* _Instructions to follow_: Below are records; extract exactly the lines from the one with "Extract all readable text from this page." through the final line, including both, but drop the pictures.

* _Dataset content_:
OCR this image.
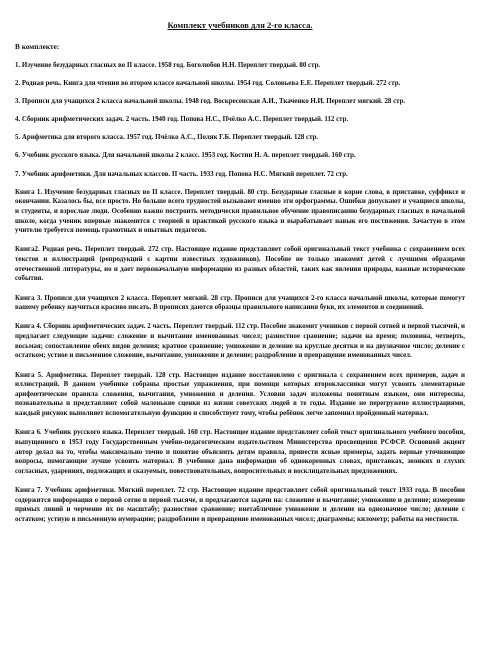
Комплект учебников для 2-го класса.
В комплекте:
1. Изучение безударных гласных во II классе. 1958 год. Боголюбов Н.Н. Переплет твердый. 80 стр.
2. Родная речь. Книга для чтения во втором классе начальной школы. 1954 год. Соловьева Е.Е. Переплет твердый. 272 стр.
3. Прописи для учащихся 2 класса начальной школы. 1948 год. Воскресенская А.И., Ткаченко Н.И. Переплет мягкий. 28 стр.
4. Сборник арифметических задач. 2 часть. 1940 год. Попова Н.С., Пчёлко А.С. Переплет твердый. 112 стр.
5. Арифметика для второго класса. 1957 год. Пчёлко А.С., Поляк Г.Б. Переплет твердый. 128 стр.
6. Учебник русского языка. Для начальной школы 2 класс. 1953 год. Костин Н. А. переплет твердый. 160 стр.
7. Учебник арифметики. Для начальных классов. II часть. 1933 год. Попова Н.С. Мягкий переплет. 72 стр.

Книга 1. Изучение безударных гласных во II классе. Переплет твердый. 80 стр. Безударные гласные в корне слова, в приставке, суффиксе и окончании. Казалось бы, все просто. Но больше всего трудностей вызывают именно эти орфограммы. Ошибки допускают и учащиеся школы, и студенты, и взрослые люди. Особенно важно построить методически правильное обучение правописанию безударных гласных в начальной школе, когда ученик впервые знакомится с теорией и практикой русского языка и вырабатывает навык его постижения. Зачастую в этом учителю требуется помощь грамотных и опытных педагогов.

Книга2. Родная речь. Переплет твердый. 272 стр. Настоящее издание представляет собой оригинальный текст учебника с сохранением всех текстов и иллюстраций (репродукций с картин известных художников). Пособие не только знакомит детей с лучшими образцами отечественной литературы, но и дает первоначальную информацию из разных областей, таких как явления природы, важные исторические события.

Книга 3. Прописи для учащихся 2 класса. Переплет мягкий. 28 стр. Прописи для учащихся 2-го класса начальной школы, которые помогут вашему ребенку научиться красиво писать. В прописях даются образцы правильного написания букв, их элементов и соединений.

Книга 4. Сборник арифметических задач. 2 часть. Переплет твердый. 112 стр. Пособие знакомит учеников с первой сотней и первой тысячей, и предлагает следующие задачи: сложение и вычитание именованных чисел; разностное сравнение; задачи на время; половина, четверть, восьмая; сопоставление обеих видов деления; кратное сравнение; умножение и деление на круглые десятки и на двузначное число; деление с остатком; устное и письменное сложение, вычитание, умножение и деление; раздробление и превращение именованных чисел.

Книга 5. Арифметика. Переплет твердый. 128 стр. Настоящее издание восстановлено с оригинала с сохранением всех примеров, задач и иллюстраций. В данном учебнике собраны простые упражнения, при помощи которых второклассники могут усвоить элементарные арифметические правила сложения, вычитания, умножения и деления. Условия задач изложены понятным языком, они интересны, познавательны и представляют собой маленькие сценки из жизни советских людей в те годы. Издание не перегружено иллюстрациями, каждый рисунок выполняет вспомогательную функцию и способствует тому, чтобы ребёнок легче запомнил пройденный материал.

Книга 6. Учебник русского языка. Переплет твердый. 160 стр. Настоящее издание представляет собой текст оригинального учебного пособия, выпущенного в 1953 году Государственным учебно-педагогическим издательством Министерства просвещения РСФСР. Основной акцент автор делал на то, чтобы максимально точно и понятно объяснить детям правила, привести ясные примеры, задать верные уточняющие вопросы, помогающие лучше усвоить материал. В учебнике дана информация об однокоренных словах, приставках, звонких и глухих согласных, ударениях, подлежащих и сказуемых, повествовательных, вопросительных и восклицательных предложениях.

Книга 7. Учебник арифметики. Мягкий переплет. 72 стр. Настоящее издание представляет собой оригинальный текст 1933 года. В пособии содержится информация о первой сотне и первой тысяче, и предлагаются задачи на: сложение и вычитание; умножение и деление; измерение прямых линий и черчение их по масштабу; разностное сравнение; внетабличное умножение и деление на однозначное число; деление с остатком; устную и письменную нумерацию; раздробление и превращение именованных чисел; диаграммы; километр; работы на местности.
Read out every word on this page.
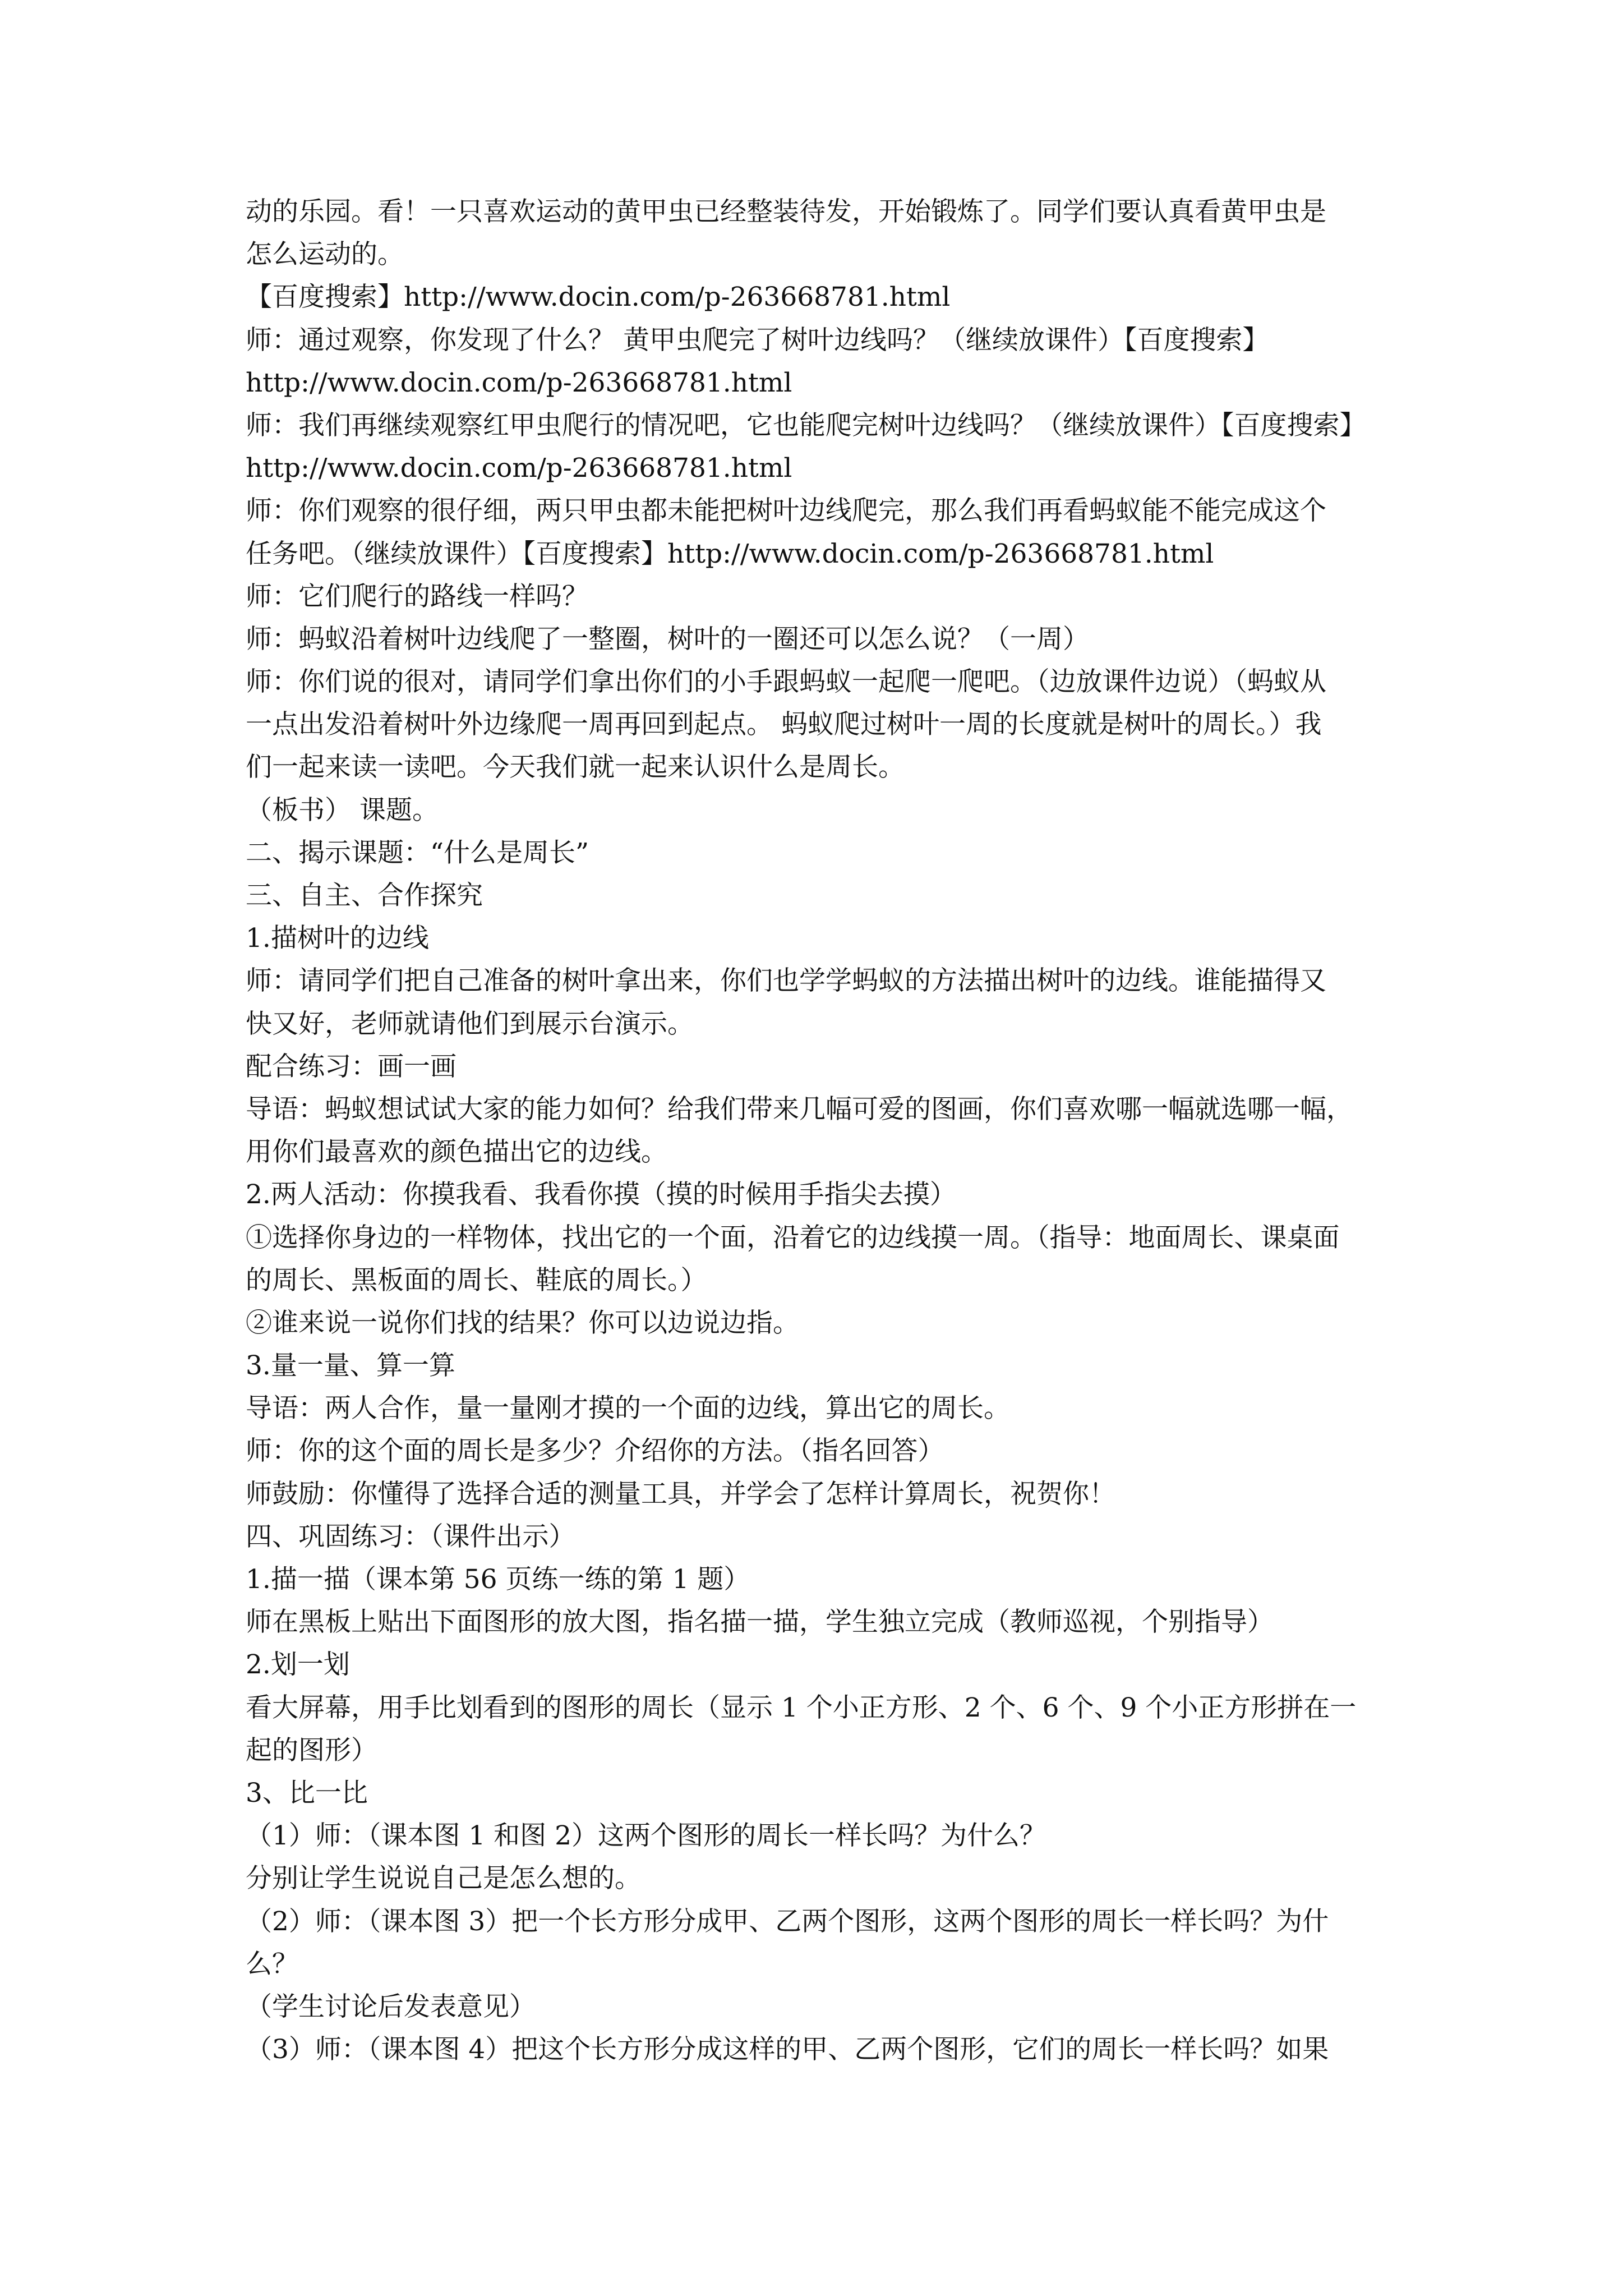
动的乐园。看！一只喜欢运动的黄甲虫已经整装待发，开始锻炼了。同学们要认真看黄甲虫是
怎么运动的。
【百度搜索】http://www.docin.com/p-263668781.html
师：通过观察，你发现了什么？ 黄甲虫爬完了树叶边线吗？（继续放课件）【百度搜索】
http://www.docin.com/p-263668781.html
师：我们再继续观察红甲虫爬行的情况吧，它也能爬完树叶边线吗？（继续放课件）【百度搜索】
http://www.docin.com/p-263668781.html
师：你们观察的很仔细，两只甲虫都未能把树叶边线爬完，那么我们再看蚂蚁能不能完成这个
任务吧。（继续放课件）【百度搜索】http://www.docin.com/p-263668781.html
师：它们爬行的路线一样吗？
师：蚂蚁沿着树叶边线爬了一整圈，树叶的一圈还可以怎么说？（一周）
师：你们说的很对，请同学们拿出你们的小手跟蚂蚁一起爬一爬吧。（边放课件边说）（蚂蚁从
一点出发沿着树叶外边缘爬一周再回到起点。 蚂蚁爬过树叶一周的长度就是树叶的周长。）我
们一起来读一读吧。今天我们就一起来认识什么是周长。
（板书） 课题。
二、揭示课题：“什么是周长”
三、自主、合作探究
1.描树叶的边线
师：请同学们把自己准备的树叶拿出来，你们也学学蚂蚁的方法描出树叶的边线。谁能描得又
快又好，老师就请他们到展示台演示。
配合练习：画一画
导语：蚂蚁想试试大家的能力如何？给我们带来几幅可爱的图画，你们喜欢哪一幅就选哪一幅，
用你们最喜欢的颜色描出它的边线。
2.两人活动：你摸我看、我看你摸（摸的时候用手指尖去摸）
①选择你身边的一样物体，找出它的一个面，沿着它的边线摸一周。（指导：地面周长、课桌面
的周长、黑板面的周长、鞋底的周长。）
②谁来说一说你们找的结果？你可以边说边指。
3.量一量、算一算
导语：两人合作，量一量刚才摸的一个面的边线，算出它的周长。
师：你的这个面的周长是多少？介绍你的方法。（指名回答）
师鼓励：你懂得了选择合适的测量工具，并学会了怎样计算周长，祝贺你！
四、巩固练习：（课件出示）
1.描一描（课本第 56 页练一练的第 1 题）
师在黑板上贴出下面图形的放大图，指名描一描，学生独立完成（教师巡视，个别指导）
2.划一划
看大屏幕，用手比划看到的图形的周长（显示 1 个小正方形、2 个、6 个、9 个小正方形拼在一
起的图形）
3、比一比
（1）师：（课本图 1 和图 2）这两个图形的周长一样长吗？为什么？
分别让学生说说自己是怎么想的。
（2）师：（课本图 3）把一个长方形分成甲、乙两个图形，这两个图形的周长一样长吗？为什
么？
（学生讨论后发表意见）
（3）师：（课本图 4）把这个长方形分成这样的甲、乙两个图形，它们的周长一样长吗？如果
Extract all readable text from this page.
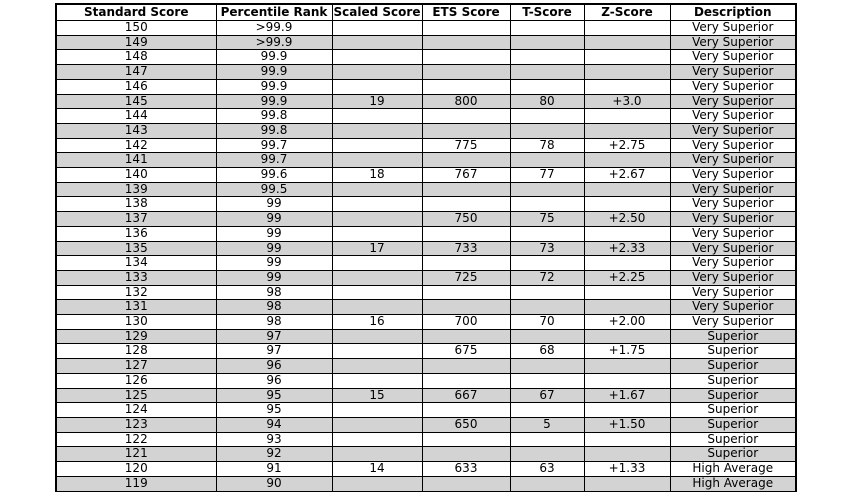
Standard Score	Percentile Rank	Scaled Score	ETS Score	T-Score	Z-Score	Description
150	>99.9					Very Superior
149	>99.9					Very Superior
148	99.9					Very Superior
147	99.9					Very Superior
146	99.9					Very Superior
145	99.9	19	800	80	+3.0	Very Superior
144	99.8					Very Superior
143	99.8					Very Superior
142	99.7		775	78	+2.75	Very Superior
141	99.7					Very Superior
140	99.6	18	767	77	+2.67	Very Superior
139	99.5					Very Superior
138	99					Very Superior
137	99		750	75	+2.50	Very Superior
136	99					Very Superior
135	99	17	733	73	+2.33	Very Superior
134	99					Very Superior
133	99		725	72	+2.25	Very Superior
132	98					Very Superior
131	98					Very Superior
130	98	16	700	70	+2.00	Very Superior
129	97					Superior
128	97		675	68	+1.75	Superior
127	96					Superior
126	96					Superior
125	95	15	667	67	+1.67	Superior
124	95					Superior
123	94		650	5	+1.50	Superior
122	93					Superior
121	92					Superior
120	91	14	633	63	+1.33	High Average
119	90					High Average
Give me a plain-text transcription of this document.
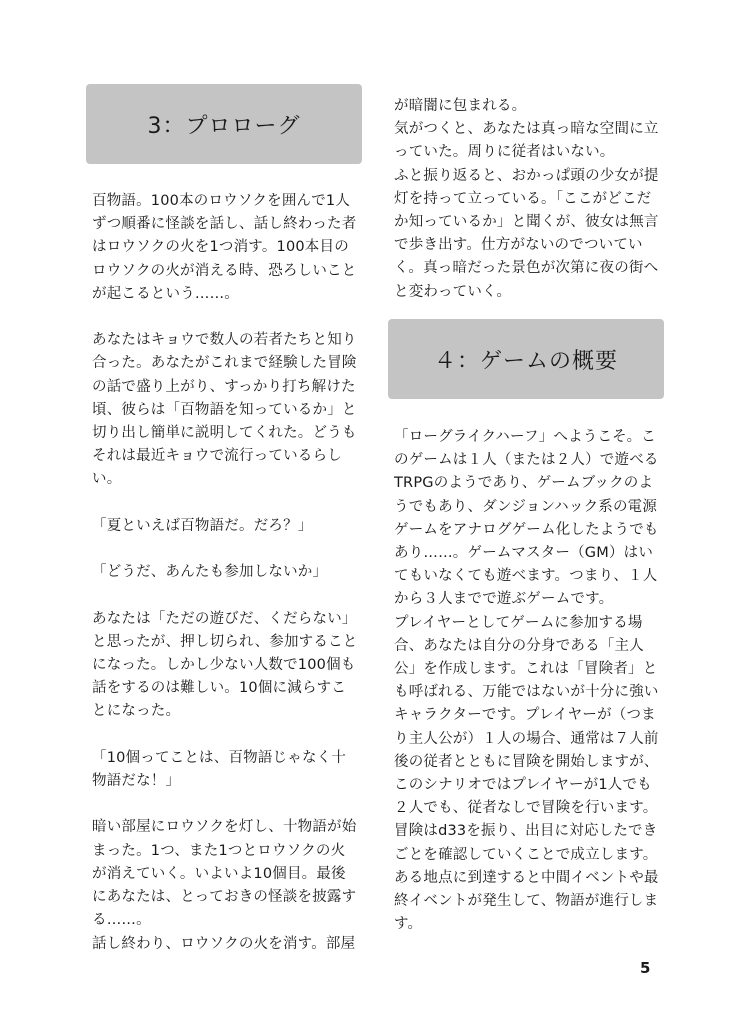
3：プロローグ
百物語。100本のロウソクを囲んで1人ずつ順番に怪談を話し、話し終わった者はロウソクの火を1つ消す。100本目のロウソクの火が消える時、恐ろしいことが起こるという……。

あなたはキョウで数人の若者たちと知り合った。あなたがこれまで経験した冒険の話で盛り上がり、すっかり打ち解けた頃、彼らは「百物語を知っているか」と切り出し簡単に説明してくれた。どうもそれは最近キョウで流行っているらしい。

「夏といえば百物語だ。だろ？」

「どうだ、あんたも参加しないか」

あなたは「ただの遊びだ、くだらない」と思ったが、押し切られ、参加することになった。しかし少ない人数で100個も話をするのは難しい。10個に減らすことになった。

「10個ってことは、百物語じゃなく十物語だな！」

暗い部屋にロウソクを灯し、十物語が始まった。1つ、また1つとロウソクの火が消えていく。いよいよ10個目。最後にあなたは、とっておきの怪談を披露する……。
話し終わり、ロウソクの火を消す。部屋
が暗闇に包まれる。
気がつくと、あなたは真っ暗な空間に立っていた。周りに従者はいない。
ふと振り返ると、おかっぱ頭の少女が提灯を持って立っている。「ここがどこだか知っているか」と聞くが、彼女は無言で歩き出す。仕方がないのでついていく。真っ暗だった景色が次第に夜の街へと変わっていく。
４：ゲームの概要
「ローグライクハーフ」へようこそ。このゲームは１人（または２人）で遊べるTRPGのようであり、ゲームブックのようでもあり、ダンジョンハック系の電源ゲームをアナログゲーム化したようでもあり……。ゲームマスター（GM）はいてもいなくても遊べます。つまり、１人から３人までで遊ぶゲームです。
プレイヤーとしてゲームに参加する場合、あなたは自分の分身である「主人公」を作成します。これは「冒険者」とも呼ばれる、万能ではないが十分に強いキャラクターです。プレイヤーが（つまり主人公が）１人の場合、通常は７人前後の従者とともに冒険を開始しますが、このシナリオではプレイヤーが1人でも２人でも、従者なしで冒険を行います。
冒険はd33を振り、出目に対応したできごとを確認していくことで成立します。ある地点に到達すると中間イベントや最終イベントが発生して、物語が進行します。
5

* _Complete response_:
Extract all readable text from this page.
Standard Score	Percentile Rank	Scaled Score	ETS Score	T-Score	Z-Score	Description
150	>99.9					Very Superior
149	>99.9					Very Superior
148	99.9					Very Superior
147	99.9					Very Superior
146	99.9					Very Superior
145	99.9	19	800	80	+3.0	Very Superior
144	99.8					Very Superior
143	99.8					Very Superior
142	99.7		775	78	+2.75	Very Superior
141	99.7					Very Superior
140	99.6	18	767	77	+2.67	Very Superior
139	99.5					Very Superior
138	99					Very Superior
137	99		750	75	+2.50	Very Superior
136	99					Very Superior
135	99	17	733	73	+2.33	Very Superior
134	99					Very Superior
133	99		725	72	+2.25	Very Superior
132	98					Very Superior
131	98					Very Superior
130	98	16	700	70	+2.00	Very Superior
129	97					Superior
128	97		675	68	+1.75	Superior
127	96					Superior
126	96					Superior
125	95	15	667	67	+1.67	Superior
124	95					Superior
123	94		650	5	+1.50	Superior
122	93					Superior
121	92					Superior
120	91	14	633	63	+1.33	High Average
119	90					High Average
Give me a plain-text transcription of this document.
3：プロローグ
百物語。100本のロウソクを囲んで1人ずつ順番に怪談を話し、話し終わった者はロウソクの火を1つ消す。100本目のロウソクの火が消える時、恐ろしいことが起こるという……。

あなたはキョウで数人の若者たちと知り合った。あなたがこれまで経験した冒険の話で盛り上がり、すっかり打ち解けた頃、彼らは「百物語を知っているか」と切り出し簡単に説明してくれた。どうもそれは最近キョウで流行っているらしい。

「夏といえば百物語だ。だろ？」

「どうだ、あんたも参加しないか」

あなたは「ただの遊びだ、くだらない」と思ったが、押し切られ、参加することになった。しかし少ない人数で100個も話をするのは難しい。10個に減らすことになった。

「10個ってことは、百物語じゃなく十物語だな！」

暗い部屋にロウソクを灯し、十物語が始まった。1つ、また1つとロウソクの火が消えていく。いよいよ10個目。最後にあなたは、とっておきの怪談を披露する……。
話し終わり、ロウソクの火を消す。部屋
が暗闇に包まれる。
気がつくと、あなたは真っ暗な空間に立っていた。周りに従者はいない。
ふと振り返ると、おかっぱ頭の少女が提灯を持って立っている。「ここがどこだか知っているか」と聞くが、彼女は無言で歩き出す。仕方がないのでついていく。真っ暗だった景色が次第に夜の街へと変わっていく。
４：ゲームの概要
「ローグライクハーフ」へようこそ。このゲームは１人（または２人）で遊べるTRPGのようであり、ゲームブックのようでもあり、ダンジョンハック系の電源ゲームをアナログゲーム化したようでもあり……。ゲームマスター（GM）はいてもいなくても遊べます。つまり、１人から３人までで遊ぶゲームです。
プレイヤーとしてゲームに参加する場合、あなたは自分の分身である「主人公」を作成します。これは「冒険者」とも呼ばれる、万能ではないが十分に強いキャラクターです。プレイヤーが（つまり主人公が）１人の場合、通常は７人前後の従者とともに冒険を開始しますが、このシナリオではプレイヤーが1人でも２人でも、従者なしで冒険を行います。
冒険はd33を振り、出目に対応したできごとを確認していくことで成立します。ある地点に到達すると中間イベントや最終イベントが発生して、物語が進行します。
5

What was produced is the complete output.